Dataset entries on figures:
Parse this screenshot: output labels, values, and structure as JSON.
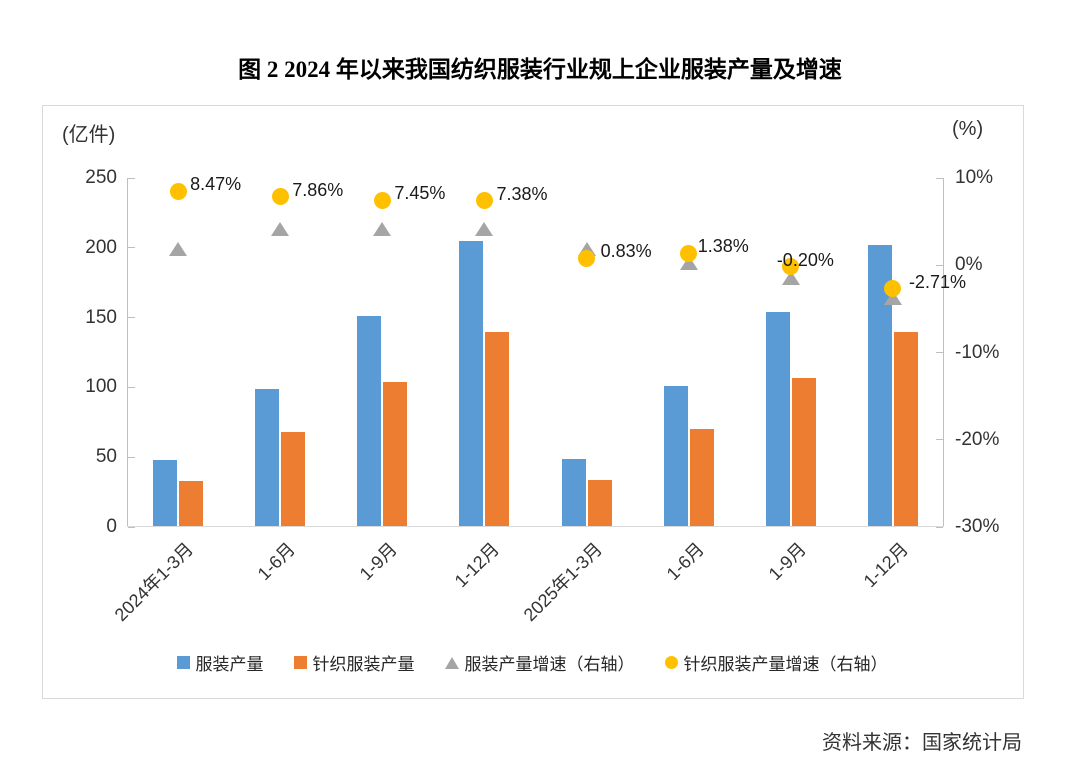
{
  "title": "图 2  2024 年以来我国纺织服装行业规上企业服装产量及增速",
  "source": "资料来源：国家统计局",
  "left_axis_unit": "(亿件)",
  "right_axis_unit": "(%)",
  "chart_data": {
    "type": "bar",
    "subtype": "dual-axis combo: grouped bars (left axis) + scatter markers (right axis)",
    "categories": [
      "2024年1-3月",
      "1-6月",
      "1-9月",
      "1-12月",
      "2025年1-3月",
      "1-6月",
      "1-9月",
      "1-12月"
    ],
    "left_axis": {
      "min": 0,
      "max": 250,
      "tick_step": 50,
      "tick_labels": [
        "250",
        "200",
        "150",
        "100",
        "50",
        "0"
      ],
      "unit": "亿件"
    },
    "right_axis": {
      "min": -30,
      "max": 10,
      "tick_step": 10,
      "tick_labels": [
        "10%",
        "0%",
        "-10%",
        "-20%",
        "-30%"
      ],
      "unit": "%"
    },
    "grid": "off",
    "legend_position": "bottom",
    "series": [
      {
        "name": "服装产量",
        "type": "bar",
        "axis": "left",
        "color": "#5B9BD5",
        "values": [
          48,
          99,
          151,
          205,
          49,
          101,
          154,
          202
        ]
      },
      {
        "name": "针织服装产量",
        "type": "bar",
        "axis": "left",
        "color": "#ED7D31",
        "values": [
          33,
          68,
          104,
          140,
          34,
          70,
          107,
          140
        ]
      },
      {
        "name": "服装产量增速（右轴）",
        "type": "scatter",
        "marker": "triangle",
        "axis": "right",
        "color": "#A5A5A5",
        "values": [
          1.9,
          4.2,
          4.1,
          4.1,
          1.9,
          0.3,
          -1.5,
          -3.8
        ],
        "labels": []
      },
      {
        "name": "针织服装产量增速（右轴）",
        "type": "scatter",
        "marker": "circle",
        "axis": "right",
        "color": "#FFC000",
        "values": [
          8.47,
          7.86,
          7.45,
          7.38,
          0.83,
          1.38,
          -0.2,
          -2.71
        ],
        "labels": [
          "8.47%",
          "7.86%",
          "7.45%",
          "7.38%",
          "0.83%",
          "1.38%",
          "-0.20%",
          "-2.71%"
        ]
      }
    ]
  },
  "colors": {
    "bar_blue": "#5B9BD5",
    "bar_orange": "#ED7D31",
    "marker_gray": "#A5A5A5",
    "marker_yellow": "#FFC000",
    "axis_line": "#bfbfbf",
    "border": "#d9d9d9"
  }
}
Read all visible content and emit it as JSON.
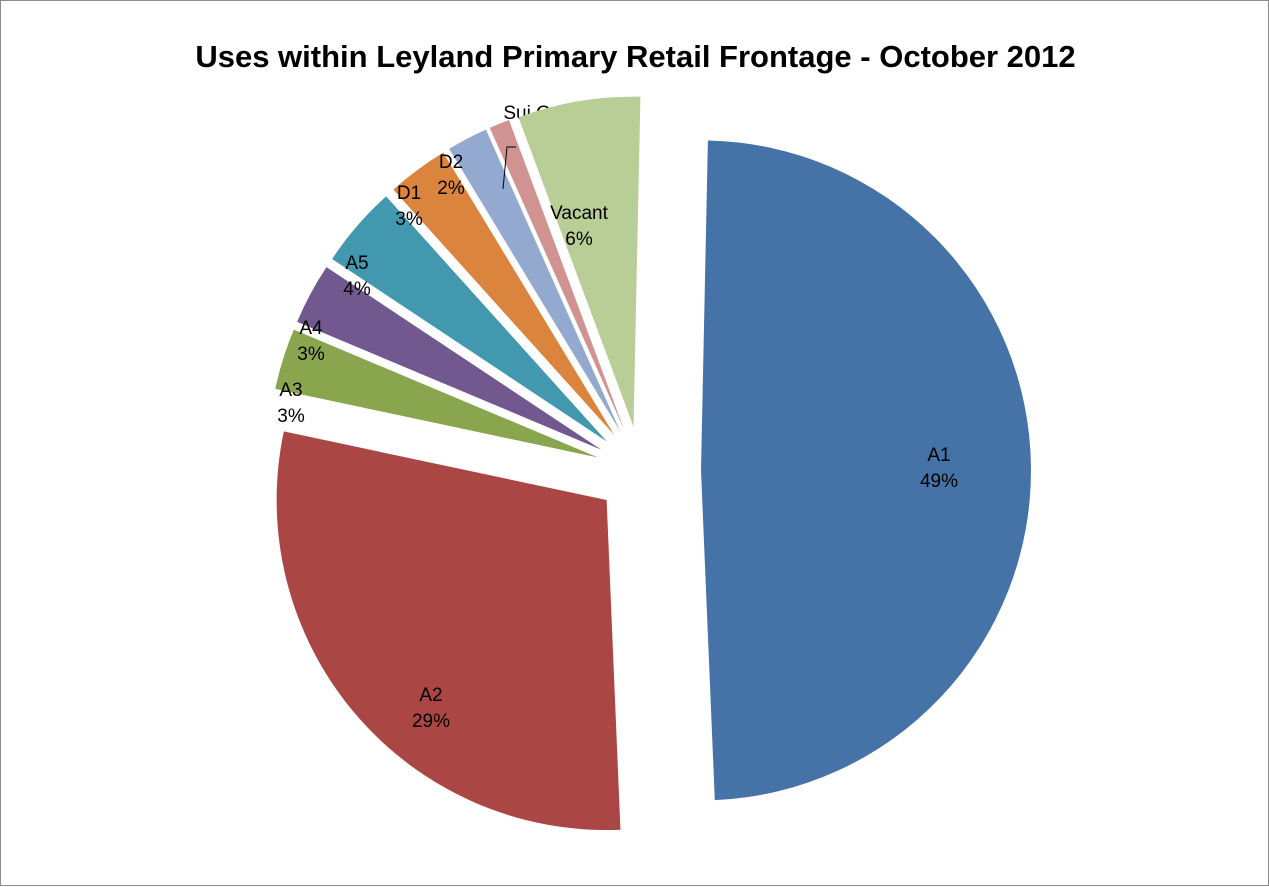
{
  "chart_data": {
    "type": "pie",
    "title": "Uses within Leyland Primary Retail Frontage - October 2012",
    "slices": [
      {
        "name": "A1",
        "value": 49,
        "label": "49%",
        "color": "#4572a7"
      },
      {
        "name": "A2",
        "value": 29,
        "label": "29%",
        "color": "#aa4643"
      },
      {
        "name": "A3",
        "value": 3,
        "label": "3%",
        "color": "#89a54e"
      },
      {
        "name": "A4",
        "value": 3,
        "label": "3%",
        "color": "#71588f"
      },
      {
        "name": "A5",
        "value": 4,
        "label": "4%",
        "color": "#4198af"
      },
      {
        "name": "D1",
        "value": 3,
        "label": "3%",
        "color": "#db843d"
      },
      {
        "name": "D2",
        "value": 2,
        "label": "2%",
        "color": "#93a9cf"
      },
      {
        "name": "Sui Generis",
        "value": 1,
        "label": "1%",
        "color": "#d19392"
      },
      {
        "name": "Vacant",
        "value": 6,
        "label": "6%",
        "color": "#b9cd96"
      }
    ],
    "legend": "none",
    "data_labels": "category name and percentage"
  }
}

• [Given instruction]
Replicate the material above verbatim; images stay out of the copy.

• [Task solution]
Parse this screenshot: output labels, values, and structure as JSON.
{
  "title": "图 2  2024 年以来我国纺织服装行业规上企业服装产量及增速",
  "source": "资料来源：国家统计局",
  "left_axis_unit": "(亿件)",
  "right_axis_unit": "(%)",
  "chart_data": {
    "type": "bar",
    "subtype": "dual-axis combo: grouped bars (left axis) + scatter markers (right axis)",
    "categories": [
      "2024年1-3月",
      "1-6月",
      "1-9月",
      "1-12月",
      "2025年1-3月",
      "1-6月",
      "1-9月",
      "1-12月"
    ],
    "left_axis": {
      "min": 0,
      "max": 250,
      "tick_step": 50,
      "tick_labels": [
        "250",
        "200",
        "150",
        "100",
        "50",
        "0"
      ],
      "unit": "亿件"
    },
    "right_axis": {
      "min": -30,
      "max": 10,
      "tick_step": 10,
      "tick_labels": [
        "10%",
        "0%",
        "-10%",
        "-20%",
        "-30%"
      ],
      "unit": "%"
    },
    "grid": "off",
    "legend_position": "bottom",
    "series": [
      {
        "name": "服装产量",
        "type": "bar",
        "axis": "left",
        "color": "#5B9BD5",
        "values": [
          48,
          99,
          151,
          205,
          49,
          101,
          154,
          202
        ]
      },
      {
        "name": "针织服装产量",
        "type": "bar",
        "axis": "left",
        "color": "#ED7D31",
        "values": [
          33,
          68,
          104,
          140,
          34,
          70,
          107,
          140
        ]
      },
      {
        "name": "服装产量增速（右轴）",
        "type": "scatter",
        "marker": "triangle",
        "axis": "right",
        "color": "#A5A5A5",
        "values": [
          1.9,
          4.2,
          4.1,
          4.1,
          1.9,
          0.3,
          -1.5,
          -3.8
        ],
        "labels": []
      },
      {
        "name": "针织服装产量增速（右轴）",
        "type": "scatter",
        "marker": "circle",
        "axis": "right",
        "color": "#FFC000",
        "values": [
          8.47,
          7.86,
          7.45,
          7.38,
          0.83,
          1.38,
          -0.2,
          -2.71
        ],
        "labels": [
          "8.47%",
          "7.86%",
          "7.45%",
          "7.38%",
          "0.83%",
          "1.38%",
          "-0.20%",
          "-2.71%"
        ]
      }
    ]
  },
  "colors": {
    "bar_blue": "#5B9BD5",
    "bar_orange": "#ED7D31",
    "marker_gray": "#A5A5A5",
    "marker_yellow": "#FFC000",
    "axis_line": "#bfbfbf",
    "border": "#d9d9d9"
  }
}
Read all visible content and emit it as JSON.
{
  "chart_data": {
    "type": "pie",
    "title": "Uses within Leyland Primary Retail Frontage - October 2012",
    "slices": [
      {
        "name": "A1",
        "value": 49,
        "label": "49%",
        "color": "#4572a7"
      },
      {
        "name": "A2",
        "value": 29,
        "label": "29%",
        "color": "#aa4643"
      },
      {
        "name": "A3",
        "value": 3,
        "label": "3%",
        "color": "#89a54e"
      },
      {
        "name": "A4",
        "value": 3,
        "label": "3%",
        "color": "#71588f"
      },
      {
        "name": "A5",
        "value": 4,
        "label": "4%",
        "color": "#4198af"
      },
      {
        "name": "D1",
        "value": 3,
        "label": "3%",
        "color": "#db843d"
      },
      {
        "name": "D2",
        "value": 2,
        "label": "2%",
        "color": "#93a9cf"
      },
      {
        "name": "Sui Generis",
        "value": 1,
        "label": "1%",
        "color": "#d19392"
      },
      {
        "name": "Vacant",
        "value": 6,
        "label": "6%",
        "color": "#b9cd96"
      }
    ],
    "legend": "none",
    "data_labels": "category name and percentage"
  }
}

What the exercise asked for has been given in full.